Count how many lines in this material contain "jogot". The answer is that number alone.

Data listing
○ ○ ○
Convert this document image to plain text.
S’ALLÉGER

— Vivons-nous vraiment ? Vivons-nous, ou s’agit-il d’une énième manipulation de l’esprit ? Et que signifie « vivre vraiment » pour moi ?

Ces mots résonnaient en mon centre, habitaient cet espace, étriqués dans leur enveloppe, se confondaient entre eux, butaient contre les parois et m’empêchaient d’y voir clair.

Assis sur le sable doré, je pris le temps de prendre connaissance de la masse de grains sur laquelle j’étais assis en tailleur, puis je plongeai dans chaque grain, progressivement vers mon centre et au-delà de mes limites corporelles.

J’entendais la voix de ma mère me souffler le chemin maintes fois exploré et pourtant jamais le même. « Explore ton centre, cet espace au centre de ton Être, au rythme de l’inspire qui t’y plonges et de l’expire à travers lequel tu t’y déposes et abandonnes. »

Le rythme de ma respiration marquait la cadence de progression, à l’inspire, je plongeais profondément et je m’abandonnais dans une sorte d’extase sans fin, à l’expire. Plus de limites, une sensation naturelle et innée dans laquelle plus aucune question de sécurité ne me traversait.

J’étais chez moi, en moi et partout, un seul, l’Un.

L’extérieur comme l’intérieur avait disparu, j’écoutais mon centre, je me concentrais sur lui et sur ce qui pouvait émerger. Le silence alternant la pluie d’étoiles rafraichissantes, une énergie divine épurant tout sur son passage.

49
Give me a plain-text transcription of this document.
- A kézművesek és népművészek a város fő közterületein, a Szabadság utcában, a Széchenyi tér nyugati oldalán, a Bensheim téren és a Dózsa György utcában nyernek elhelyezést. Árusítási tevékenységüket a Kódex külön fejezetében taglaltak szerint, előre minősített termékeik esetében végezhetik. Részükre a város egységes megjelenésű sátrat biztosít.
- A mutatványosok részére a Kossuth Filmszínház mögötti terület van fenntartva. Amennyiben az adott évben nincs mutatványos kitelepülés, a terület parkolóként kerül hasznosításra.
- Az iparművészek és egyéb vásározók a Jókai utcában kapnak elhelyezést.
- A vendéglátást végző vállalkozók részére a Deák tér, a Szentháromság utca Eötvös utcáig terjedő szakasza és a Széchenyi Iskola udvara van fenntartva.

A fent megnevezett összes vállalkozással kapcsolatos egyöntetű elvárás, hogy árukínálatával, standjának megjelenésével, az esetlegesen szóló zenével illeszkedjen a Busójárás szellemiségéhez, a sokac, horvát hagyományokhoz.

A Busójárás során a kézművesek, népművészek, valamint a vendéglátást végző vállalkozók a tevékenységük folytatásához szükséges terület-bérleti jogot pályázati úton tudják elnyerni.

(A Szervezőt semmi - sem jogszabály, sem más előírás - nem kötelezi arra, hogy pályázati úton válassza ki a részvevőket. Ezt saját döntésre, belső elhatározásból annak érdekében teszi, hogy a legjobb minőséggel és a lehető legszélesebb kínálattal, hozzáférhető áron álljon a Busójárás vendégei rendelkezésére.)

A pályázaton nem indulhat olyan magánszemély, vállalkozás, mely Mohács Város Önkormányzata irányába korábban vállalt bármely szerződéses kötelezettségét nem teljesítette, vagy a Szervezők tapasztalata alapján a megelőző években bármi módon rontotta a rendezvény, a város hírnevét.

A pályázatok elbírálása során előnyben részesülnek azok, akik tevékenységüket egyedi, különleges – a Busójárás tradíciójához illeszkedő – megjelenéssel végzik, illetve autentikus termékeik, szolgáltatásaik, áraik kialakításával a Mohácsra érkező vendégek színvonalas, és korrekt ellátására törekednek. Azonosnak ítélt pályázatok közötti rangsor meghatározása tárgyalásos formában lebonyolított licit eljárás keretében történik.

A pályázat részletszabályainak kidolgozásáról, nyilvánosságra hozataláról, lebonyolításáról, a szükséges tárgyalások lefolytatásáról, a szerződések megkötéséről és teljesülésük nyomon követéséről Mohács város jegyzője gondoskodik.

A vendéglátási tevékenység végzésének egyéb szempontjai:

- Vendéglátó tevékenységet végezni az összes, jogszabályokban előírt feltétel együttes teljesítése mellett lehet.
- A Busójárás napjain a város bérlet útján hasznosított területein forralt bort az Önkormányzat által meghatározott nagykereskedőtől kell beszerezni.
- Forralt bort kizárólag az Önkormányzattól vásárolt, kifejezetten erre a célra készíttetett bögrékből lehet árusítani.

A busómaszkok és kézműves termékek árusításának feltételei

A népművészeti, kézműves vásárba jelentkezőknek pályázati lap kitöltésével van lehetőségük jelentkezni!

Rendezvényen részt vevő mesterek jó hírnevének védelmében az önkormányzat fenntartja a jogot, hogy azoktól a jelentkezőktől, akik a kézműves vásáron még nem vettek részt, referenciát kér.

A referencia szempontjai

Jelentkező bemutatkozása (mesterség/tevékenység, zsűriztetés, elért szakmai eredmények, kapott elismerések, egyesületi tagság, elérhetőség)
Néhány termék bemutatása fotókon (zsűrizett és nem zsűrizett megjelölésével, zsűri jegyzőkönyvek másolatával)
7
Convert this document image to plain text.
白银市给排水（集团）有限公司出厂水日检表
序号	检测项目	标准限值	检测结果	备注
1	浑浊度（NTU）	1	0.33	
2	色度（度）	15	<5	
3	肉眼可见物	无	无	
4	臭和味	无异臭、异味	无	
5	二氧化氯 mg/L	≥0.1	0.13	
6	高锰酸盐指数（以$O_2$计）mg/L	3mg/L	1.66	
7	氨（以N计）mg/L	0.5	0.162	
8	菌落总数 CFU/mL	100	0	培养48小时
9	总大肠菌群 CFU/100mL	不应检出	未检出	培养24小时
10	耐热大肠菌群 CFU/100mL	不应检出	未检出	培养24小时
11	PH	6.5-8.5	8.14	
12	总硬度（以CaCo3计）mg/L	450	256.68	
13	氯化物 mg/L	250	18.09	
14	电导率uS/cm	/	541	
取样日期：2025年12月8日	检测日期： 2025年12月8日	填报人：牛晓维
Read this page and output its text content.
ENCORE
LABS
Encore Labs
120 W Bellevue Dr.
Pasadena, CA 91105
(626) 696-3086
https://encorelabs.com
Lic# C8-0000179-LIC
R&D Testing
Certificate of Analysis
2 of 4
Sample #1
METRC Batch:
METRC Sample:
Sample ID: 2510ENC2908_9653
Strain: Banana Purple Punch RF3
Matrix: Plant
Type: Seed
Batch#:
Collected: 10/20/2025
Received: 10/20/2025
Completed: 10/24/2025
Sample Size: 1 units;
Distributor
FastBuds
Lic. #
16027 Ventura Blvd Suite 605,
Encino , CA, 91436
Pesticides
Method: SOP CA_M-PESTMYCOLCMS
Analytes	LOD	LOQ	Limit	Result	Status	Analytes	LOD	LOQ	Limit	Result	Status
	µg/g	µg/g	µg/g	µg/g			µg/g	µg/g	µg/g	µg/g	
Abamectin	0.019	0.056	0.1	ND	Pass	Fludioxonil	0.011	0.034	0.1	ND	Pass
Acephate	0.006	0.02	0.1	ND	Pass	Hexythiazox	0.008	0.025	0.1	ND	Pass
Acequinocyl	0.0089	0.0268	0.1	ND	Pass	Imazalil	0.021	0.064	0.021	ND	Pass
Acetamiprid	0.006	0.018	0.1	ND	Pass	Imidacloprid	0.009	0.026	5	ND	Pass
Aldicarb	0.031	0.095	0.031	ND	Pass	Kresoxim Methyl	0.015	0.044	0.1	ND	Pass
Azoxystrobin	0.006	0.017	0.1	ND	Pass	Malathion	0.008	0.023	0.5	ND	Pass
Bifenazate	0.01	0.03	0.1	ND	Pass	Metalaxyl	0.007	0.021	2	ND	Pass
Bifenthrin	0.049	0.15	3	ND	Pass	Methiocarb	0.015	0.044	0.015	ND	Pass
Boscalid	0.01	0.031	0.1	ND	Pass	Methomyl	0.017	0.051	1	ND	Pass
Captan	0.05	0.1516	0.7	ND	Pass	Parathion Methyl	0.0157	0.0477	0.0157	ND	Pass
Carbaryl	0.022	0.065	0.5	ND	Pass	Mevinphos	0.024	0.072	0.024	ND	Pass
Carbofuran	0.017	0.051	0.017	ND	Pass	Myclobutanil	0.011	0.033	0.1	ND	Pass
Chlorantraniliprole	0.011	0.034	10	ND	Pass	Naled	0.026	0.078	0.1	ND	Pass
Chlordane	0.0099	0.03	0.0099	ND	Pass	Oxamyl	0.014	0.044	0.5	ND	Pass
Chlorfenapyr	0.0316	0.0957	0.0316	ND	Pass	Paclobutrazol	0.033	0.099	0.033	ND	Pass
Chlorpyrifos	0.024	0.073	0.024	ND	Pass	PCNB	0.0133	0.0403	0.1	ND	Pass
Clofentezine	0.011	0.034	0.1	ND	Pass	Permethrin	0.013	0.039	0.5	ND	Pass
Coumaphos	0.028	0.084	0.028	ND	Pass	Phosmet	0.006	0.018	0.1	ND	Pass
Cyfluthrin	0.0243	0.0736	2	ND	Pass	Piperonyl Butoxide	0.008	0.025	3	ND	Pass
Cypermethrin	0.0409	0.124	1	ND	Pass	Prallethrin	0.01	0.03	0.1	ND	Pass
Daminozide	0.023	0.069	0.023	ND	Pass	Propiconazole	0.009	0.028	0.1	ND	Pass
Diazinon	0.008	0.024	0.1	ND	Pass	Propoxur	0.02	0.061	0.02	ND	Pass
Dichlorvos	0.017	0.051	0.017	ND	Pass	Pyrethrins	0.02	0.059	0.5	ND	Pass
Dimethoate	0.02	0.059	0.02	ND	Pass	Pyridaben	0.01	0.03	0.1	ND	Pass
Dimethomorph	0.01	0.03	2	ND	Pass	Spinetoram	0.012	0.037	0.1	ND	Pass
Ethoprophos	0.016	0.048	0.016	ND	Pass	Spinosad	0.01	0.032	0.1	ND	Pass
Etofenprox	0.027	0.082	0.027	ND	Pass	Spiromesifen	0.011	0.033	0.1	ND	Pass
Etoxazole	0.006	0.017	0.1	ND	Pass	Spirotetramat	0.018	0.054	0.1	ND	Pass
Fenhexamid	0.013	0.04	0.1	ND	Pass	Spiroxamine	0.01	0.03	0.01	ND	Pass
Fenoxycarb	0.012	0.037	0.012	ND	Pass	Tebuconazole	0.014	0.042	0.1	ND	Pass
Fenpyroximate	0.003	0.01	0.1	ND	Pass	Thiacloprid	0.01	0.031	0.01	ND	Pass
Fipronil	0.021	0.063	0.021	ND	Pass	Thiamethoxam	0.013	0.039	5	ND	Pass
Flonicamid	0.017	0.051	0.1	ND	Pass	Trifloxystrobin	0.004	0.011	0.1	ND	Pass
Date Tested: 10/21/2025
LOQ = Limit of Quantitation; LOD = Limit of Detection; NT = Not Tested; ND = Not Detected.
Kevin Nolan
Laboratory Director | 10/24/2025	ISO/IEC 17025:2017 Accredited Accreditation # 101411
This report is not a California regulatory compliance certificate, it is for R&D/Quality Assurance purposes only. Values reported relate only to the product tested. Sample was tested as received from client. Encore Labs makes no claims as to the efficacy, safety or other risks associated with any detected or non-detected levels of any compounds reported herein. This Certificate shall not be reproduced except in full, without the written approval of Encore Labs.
○ ○ ○
■ Worked solution
2